_What to work on_:
Send back the entries below exactly as they appear.

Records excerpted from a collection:
=-=-=-=-=
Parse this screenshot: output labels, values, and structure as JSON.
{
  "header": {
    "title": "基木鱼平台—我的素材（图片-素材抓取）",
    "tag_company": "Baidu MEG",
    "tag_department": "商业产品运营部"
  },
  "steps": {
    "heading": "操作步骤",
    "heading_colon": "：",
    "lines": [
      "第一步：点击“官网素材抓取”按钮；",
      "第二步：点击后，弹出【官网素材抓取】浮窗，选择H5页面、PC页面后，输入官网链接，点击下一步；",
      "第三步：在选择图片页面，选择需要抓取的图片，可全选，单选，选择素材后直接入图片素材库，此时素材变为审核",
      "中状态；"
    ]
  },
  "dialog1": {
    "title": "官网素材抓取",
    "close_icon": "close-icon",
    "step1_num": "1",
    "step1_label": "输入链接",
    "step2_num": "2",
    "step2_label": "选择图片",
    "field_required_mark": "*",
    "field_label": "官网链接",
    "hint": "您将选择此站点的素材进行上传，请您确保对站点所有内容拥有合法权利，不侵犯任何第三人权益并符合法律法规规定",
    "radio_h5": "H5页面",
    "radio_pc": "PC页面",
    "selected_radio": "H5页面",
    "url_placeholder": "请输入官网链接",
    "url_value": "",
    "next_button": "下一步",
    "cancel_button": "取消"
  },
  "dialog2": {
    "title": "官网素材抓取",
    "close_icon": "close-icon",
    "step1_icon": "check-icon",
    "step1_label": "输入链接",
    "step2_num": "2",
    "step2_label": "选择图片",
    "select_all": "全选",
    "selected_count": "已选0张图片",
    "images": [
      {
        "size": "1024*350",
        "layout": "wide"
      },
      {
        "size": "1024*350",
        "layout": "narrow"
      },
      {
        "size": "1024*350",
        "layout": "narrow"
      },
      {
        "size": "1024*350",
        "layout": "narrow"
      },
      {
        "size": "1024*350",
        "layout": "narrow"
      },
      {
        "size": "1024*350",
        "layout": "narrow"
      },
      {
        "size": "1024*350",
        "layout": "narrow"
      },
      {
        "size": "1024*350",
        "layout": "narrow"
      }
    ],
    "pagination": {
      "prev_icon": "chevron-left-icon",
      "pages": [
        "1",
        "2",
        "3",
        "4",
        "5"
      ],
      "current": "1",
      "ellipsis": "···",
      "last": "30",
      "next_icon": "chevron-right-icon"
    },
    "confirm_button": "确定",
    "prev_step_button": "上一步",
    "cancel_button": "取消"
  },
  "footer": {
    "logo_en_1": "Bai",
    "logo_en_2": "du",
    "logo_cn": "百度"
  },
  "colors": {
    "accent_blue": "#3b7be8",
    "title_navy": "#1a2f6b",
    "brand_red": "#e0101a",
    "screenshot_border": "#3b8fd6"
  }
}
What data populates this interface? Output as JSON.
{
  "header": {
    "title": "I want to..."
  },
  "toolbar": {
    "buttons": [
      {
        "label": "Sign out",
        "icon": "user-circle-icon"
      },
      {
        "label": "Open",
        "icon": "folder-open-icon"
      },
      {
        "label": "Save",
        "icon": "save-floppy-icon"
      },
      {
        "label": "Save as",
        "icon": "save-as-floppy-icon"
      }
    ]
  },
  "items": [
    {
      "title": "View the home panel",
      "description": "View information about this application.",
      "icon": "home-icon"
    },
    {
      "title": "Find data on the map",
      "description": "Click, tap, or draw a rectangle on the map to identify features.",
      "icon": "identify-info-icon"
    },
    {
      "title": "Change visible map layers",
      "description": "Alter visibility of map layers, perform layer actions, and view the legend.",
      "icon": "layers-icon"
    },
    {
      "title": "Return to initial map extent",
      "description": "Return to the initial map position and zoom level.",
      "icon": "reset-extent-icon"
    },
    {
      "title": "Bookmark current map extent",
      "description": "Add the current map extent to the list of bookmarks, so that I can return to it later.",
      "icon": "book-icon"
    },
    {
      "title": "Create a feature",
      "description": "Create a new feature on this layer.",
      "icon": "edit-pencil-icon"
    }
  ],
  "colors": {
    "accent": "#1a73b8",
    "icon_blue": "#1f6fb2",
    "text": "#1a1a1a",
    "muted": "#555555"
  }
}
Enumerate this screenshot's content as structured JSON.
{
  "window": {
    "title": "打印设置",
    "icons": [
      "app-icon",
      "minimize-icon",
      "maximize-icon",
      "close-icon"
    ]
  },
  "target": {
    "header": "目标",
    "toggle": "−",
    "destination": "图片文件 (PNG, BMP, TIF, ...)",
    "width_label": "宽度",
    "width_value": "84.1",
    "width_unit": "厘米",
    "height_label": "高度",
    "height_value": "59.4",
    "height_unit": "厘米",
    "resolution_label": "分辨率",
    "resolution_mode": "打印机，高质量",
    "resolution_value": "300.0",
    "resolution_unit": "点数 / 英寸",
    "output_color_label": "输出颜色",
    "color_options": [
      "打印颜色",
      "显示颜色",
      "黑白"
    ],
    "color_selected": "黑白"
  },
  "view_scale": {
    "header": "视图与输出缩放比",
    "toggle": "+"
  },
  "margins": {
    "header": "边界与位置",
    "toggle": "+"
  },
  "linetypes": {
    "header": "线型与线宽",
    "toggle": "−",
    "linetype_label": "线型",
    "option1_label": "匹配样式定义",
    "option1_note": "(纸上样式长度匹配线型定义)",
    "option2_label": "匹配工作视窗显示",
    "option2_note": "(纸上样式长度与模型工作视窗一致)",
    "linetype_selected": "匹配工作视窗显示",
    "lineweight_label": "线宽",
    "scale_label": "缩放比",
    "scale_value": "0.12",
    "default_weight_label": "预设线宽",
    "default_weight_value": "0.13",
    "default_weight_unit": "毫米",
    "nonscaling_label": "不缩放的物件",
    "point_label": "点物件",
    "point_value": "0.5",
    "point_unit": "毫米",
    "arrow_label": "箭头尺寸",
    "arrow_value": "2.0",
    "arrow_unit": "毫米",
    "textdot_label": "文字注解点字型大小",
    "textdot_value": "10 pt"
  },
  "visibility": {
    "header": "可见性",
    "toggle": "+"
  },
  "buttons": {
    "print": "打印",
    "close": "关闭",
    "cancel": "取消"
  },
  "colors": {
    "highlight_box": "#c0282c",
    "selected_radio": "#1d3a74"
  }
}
=-=-=-=-=
_Written answer_:
Parse this screenshot: output labels, values, and structure as JSON.
{
  "header": {
    "title": "基木鱼平台—我的素材（图片-素材抓取）",
    "tag_company": "Baidu MEG",
    "tag_department": "商业产品运营部"
  },
  "steps": {
    "heading": "操作步骤",
    "heading_colon": "：",
    "lines": [
      "第一步：点击“官网素材抓取”按钮；",
      "第二步：点击后，弹出【官网素材抓取】浮窗，选择H5页面、PC页面后，输入官网链接，点击下一步；",
      "第三步：在选择图片页面，选择需要抓取的图片，可全选，单选，选择素材后直接入图片素材库，此时素材变为审核",
      "中状态；"
    ]
  },
  "dialog1": {
    "title": "官网素材抓取",
    "close_icon": "close-icon",
    "step1_num": "1",
    "step1_label": "输入链接",
    "step2_num": "2",
    "step2_label": "选择图片",
    "field_required_mark": "*",
    "field_label": "官网链接",
    "hint": "您将选择此站点的素材进行上传，请您确保对站点所有内容拥有合法权利，不侵犯任何第三人权益并符合法律法规规定",
    "radio_h5": "H5页面",
    "radio_pc": "PC页面",
    "selected_radio": "H5页面",
    "url_placeholder": "请输入官网链接",
    "url_value": "",
    "next_button": "下一步",
    "cancel_button": "取消"
  },
  "dialog2": {
    "title": "官网素材抓取",
    "close_icon": "close-icon",
    "step1_icon": "check-icon",
    "step1_label": "输入链接",
    "step2_num": "2",
    "step2_label": "选择图片",
    "select_all": "全选",
    "selected_count": "已选0张图片",
    "images": [
      {
        "size": "1024*350",
        "layout": "wide"
      },
      {
        "size": "1024*350",
        "layout": "narrow"
      },
      {
        "size": "1024*350",
        "layout": "narrow"
      },
      {
        "size": "1024*350",
        "layout": "narrow"
      },
      {
        "size": "1024*350",
        "layout": "narrow"
      },
      {
        "size": "1024*350",
        "layout": "narrow"
      },
      {
        "size": "1024*350",
        "layout": "narrow"
      },
      {
        "size": "1024*350",
        "layout": "narrow"
      }
    ],
    "pagination": {
      "prev_icon": "chevron-left-icon",
      "pages": [
        "1",
        "2",
        "3",
        "4",
        "5"
      ],
      "current": "1",
      "ellipsis": "···",
      "last": "30",
      "next_icon": "chevron-right-icon"
    },
    "confirm_button": "确定",
    "prev_step_button": "上一步",
    "cancel_button": "取消"
  },
  "footer": {
    "logo_en_1": "Bai",
    "logo_en_2": "du",
    "logo_cn": "百度"
  },
  "colors": {
    "accent_blue": "#3b7be8",
    "title_navy": "#1a2f6b",
    "brand_red": "#e0101a",
    "screenshot_border": "#3b8fd6"
  }
}
What data populates this interface? Output as JSON.
{
  "header": {
    "title": "I want to..."
  },
  "toolbar": {
    "buttons": [
      {
        "label": "Sign out",
        "icon": "user-circle-icon"
      },
      {
        "label": "Open",
        "icon": "folder-open-icon"
      },
      {
        "label": "Save",
        "icon": "save-floppy-icon"
      },
      {
        "label": "Save as",
        "icon": "save-as-floppy-icon"
      }
    ]
  },
  "items": [
    {
      "title": "View the home panel",
      "description": "View information about this application.",
      "icon": "home-icon"
    },
    {
      "title": "Find data on the map",
      "description": "Click, tap, or draw a rectangle on the map to identify features.",
      "icon": "identify-info-icon"
    },
    {
      "title": "Change visible map layers",
      "description": "Alter visibility of map layers, perform layer actions, and view the legend.",
      "icon": "layers-icon"
    },
    {
      "title": "Return to initial map extent",
      "description": "Return to the initial map position and zoom level.",
      "icon": "reset-extent-icon"
    },
    {
      "title": "Bookmark current map extent",
      "description": "Add the current map extent to the list of bookmarks, so that I can return to it later.",
      "icon": "book-icon"
    },
    {
      "title": "Create a feature",
      "description": "Create a new feature on this layer.",
      "icon": "edit-pencil-icon"
    }
  ],
  "colors": {
    "accent": "#1a73b8",
    "icon_blue": "#1f6fb2",
    "text": "#1a1a1a",
    "muted": "#555555"
  }
}
Enumerate this screenshot's content as structured JSON.
{
  "window": {
    "title": "打印设置",
    "icons": [
      "app-icon",
      "minimize-icon",
      "maximize-icon",
      "close-icon"
    ]
  },
  "target": {
    "header": "目标",
    "toggle": "−",
    "destination": "图片文件 (PNG, BMP, TIF, ...)",
    "width_label": "宽度",
    "width_value": "84.1",
    "width_unit": "厘米",
    "height_label": "高度",
    "height_value": "59.4",
    "height_unit": "厘米",
    "resolution_label": "分辨率",
    "resolution_mode": "打印机，高质量",
    "resolution_value": "300.0",
    "resolution_unit": "点数 / 英寸",
    "output_color_label": "输出颜色",
    "color_options": [
      "打印颜色",
      "显示颜色",
      "黑白"
    ],
    "color_selected": "黑白"
  },
  "view_scale": {
    "header": "视图与输出缩放比",
    "toggle": "+"
  },
  "margins": {
    "header": "边界与位置",
    "toggle": "+"
  },
  "linetypes": {
    "header": "线型与线宽",
    "toggle": "−",
    "linetype_label": "线型",
    "option1_label": "匹配样式定义",
    "option1_note": "(纸上样式长度匹配线型定义)",
    "option2_label": "匹配工作视窗显示",
    "option2_note": "(纸上样式长度与模型工作视窗一致)",
    "linetype_selected": "匹配工作视窗显示",
    "lineweight_label": "线宽",
    "scale_label": "缩放比",
    "scale_value": "0.12",
    "default_weight_label": "预设线宽",
    "default_weight_value": "0.13",
    "default_weight_unit": "毫米",
    "nonscaling_label": "不缩放的物件",
    "point_label": "点物件",
    "point_value": "0.5",
    "point_unit": "毫米",
    "arrow_label": "箭头尺寸",
    "arrow_value": "2.0",
    "arrow_unit": "毫米",
    "textdot_label": "文字注解点字型大小",
    "textdot_value": "10 pt"
  },
  "visibility": {
    "header": "可见性",
    "toggle": "+"
  },
  "buttons": {
    "print": "打印",
    "close": "关闭",
    "cancel": "取消"
  },
  "colors": {
    "highlight_box": "#c0282c",
    "selected_radio": "#1d3a74"
  }
}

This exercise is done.